## Task directions:
Would you return the entries below word for word?
(Study material)
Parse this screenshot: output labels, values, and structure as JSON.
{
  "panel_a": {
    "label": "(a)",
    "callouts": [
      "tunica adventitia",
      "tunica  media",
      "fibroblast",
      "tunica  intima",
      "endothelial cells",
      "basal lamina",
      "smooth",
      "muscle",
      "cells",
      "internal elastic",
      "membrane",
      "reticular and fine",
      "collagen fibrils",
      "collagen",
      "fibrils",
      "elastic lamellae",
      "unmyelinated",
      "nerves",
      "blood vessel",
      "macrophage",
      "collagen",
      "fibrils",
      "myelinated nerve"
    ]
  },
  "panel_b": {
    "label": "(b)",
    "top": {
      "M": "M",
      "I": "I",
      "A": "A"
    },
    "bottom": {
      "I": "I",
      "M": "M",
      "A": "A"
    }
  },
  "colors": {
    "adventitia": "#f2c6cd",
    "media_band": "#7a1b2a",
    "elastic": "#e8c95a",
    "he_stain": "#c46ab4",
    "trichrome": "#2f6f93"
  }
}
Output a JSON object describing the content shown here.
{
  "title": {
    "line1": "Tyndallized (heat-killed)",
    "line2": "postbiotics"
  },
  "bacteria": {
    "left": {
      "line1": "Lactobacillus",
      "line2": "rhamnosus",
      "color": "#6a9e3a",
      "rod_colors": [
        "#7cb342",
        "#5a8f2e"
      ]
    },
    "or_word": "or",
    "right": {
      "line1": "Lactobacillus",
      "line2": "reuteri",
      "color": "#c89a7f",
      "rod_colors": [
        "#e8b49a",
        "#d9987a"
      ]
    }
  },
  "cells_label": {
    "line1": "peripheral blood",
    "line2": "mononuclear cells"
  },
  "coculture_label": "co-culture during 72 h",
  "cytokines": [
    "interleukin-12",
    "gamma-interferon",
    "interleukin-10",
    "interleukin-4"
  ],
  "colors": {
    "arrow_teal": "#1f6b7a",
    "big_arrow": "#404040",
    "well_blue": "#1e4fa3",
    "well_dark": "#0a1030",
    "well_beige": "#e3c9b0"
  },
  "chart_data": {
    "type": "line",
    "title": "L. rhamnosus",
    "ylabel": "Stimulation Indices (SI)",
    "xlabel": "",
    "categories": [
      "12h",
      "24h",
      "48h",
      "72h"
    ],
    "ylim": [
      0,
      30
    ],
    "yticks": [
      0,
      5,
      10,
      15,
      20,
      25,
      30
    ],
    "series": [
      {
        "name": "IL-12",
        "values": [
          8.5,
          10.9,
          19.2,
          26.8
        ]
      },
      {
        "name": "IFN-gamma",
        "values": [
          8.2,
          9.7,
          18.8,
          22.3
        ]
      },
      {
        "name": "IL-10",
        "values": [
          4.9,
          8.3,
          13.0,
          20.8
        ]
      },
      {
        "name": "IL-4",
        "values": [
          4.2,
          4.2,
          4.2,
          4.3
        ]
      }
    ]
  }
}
(End Study material)
## Solution for this task:
Parse this screenshot: output labels, values, and structure as JSON.
{
  "panel_a": {
    "label": "(a)",
    "callouts": [
      "tunica adventitia",
      "tunica  media",
      "fibroblast",
      "tunica  intima",
      "endothelial cells",
      "basal lamina",
      "smooth",
      "muscle",
      "cells",
      "internal elastic",
      "membrane",
      "reticular and fine",
      "collagen fibrils",
      "collagen",
      "fibrils",
      "elastic lamellae",
      "unmyelinated",
      "nerves",
      "blood vessel",
      "macrophage",
      "collagen",
      "fibrils",
      "myelinated nerve"
    ]
  },
  "panel_b": {
    "label": "(b)",
    "top": {
      "M": "M",
      "I": "I",
      "A": "A"
    },
    "bottom": {
      "I": "I",
      "M": "M",
      "A": "A"
    }
  },
  "colors": {
    "adventitia": "#f2c6cd",
    "media_band": "#7a1b2a",
    "elastic": "#e8c95a",
    "he_stain": "#c46ab4",
    "trichrome": "#2f6f93"
  }
}
Output a JSON object describing the content shown here.
{
  "title": {
    "line1": "Tyndallized (heat-killed)",
    "line2": "postbiotics"
  },
  "bacteria": {
    "left": {
      "line1": "Lactobacillus",
      "line2": "rhamnosus",
      "color": "#6a9e3a",
      "rod_colors": [
        "#7cb342",
        "#5a8f2e"
      ]
    },
    "or_word": "or",
    "right": {
      "line1": "Lactobacillus",
      "line2": "reuteri",
      "color": "#c89a7f",
      "rod_colors": [
        "#e8b49a",
        "#d9987a"
      ]
    }
  },
  "cells_label": {
    "line1": "peripheral blood",
    "line2": "mononuclear cells"
  },
  "coculture_label": "co-culture during 72 h",
  "cytokines": [
    "interleukin-12",
    "gamma-interferon",
    "interleukin-10",
    "interleukin-4"
  ],
  "colors": {
    "arrow_teal": "#1f6b7a",
    "big_arrow": "#404040",
    "well_blue": "#1e4fa3",
    "well_dark": "#0a1030",
    "well_beige": "#e3c9b0"
  },
  "chart_data": {
    "type": "line",
    "title": "L. rhamnosus",
    "ylabel": "Stimulation Indices (SI)",
    "xlabel": "",
    "categories": [
      "12h",
      "24h",
      "48h",
      "72h"
    ],
    "ylim": [
      0,
      30
    ],
    "yticks": [
      0,
      5,
      10,
      15,
      20,
      25,
      30
    ],
    "series": [
      {
        "name": "IL-12",
        "values": [
          8.5,
          10.9,
          19.2,
          26.8
        ]
      },
      {
        "name": "IFN-gamma",
        "values": [
          8.2,
          9.7,
          18.8,
          22.3
        ]
      },
      {
        "name": "IL-10",
        "values": [
          4.9,
          8.3,
          13.0,
          20.8
        ]
      },
      {
        "name": "IL-4",
        "values": [
          4.2,
          4.2,
          4.2,
          4.3
        ]
      }
    ]
  }
}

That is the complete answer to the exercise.